▸ WHAT IS REQUIRED
Each line of the material below that holds the word "axis" needs to be copied.

▸ GIVEN ENTRIES
------------------------------

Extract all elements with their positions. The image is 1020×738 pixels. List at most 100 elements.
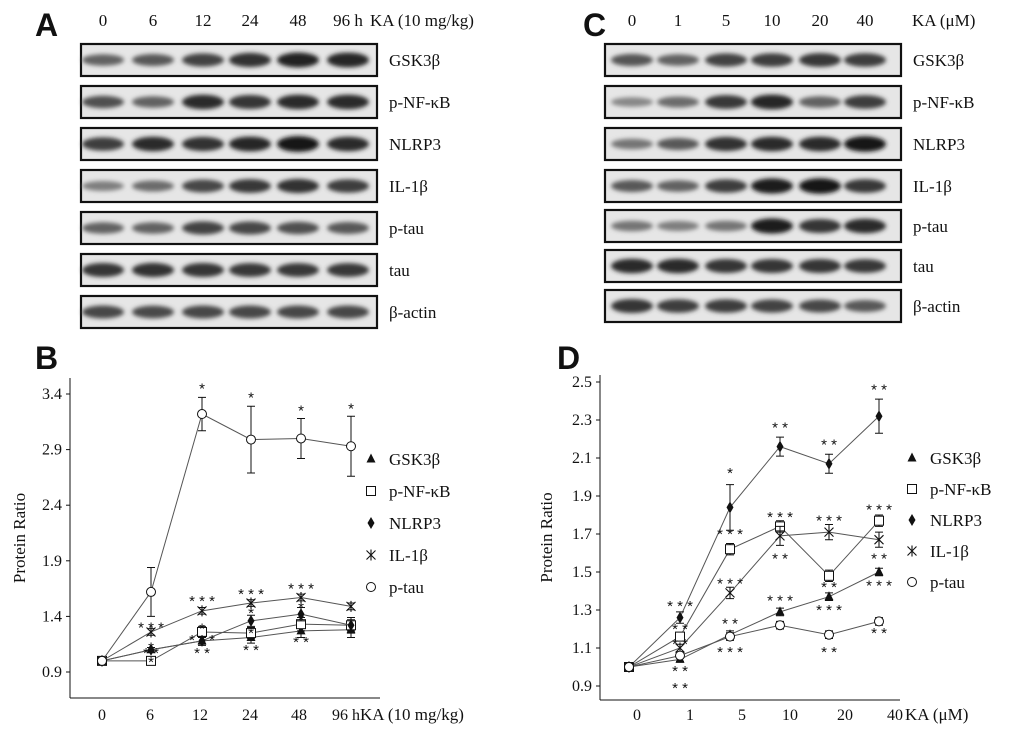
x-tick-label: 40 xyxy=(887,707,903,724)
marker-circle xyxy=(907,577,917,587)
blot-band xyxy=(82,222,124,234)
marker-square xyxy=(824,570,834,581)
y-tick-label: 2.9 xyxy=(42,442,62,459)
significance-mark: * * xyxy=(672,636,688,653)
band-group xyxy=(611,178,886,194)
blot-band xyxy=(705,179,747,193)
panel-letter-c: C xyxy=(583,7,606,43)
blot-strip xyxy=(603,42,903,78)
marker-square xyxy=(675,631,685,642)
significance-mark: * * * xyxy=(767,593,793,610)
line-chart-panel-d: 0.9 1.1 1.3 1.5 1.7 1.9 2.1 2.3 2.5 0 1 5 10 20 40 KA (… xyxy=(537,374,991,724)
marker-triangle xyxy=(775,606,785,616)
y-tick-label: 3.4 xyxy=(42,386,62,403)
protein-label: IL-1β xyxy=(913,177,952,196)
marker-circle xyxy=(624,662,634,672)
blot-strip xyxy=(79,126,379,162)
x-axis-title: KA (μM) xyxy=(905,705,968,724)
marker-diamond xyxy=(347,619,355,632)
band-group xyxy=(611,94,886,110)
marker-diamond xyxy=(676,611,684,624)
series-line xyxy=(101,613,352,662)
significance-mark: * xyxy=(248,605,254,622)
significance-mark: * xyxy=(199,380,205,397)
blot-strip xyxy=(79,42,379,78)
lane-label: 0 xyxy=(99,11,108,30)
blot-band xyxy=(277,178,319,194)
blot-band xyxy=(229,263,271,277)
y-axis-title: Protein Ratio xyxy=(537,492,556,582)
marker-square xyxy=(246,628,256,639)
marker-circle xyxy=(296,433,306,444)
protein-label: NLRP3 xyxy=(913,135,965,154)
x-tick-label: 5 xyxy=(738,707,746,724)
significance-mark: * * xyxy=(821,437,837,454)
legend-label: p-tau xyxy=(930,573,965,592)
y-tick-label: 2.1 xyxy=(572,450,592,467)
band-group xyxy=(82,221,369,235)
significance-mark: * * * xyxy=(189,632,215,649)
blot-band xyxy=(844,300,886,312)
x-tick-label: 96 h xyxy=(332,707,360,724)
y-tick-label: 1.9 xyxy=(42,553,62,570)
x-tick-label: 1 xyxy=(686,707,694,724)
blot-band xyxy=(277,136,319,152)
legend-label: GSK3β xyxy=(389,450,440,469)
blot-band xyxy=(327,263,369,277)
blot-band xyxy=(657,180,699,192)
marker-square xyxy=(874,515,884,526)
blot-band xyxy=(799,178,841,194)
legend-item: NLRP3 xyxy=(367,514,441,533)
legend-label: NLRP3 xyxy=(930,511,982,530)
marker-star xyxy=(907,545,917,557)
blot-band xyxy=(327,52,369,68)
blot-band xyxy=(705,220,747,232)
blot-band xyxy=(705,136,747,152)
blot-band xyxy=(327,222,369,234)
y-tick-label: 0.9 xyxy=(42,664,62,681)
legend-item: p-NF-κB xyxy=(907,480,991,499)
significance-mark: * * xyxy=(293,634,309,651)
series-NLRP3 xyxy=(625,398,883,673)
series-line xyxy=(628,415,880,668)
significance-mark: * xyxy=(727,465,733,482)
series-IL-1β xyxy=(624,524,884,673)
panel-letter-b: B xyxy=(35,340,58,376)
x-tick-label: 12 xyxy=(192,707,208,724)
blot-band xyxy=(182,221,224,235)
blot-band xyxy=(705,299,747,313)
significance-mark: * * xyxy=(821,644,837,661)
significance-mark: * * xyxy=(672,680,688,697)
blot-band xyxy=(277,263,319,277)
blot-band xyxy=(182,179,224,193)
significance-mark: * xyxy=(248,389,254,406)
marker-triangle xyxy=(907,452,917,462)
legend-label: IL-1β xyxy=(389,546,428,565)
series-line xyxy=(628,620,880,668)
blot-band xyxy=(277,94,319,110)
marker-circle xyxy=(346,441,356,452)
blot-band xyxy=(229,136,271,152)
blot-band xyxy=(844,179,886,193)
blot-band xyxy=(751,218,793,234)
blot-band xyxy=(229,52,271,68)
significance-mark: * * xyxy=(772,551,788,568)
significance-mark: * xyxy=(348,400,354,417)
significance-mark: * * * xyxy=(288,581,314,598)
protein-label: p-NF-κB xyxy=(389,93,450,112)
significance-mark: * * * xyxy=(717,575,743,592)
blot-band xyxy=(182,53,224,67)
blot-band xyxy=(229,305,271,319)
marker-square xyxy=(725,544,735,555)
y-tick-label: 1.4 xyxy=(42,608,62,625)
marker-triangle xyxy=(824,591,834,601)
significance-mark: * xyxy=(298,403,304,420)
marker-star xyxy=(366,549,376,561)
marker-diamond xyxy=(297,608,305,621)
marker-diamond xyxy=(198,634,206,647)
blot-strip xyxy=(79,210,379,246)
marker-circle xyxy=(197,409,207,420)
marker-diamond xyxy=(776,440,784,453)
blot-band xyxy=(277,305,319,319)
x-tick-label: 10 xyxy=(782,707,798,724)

------------------------------

▸ ANSWER SECTION
x-axis-title: KA (μM) xyxy=(905,705,968,724)
y-axis-title: Protein Ratio xyxy=(537,492,556,582)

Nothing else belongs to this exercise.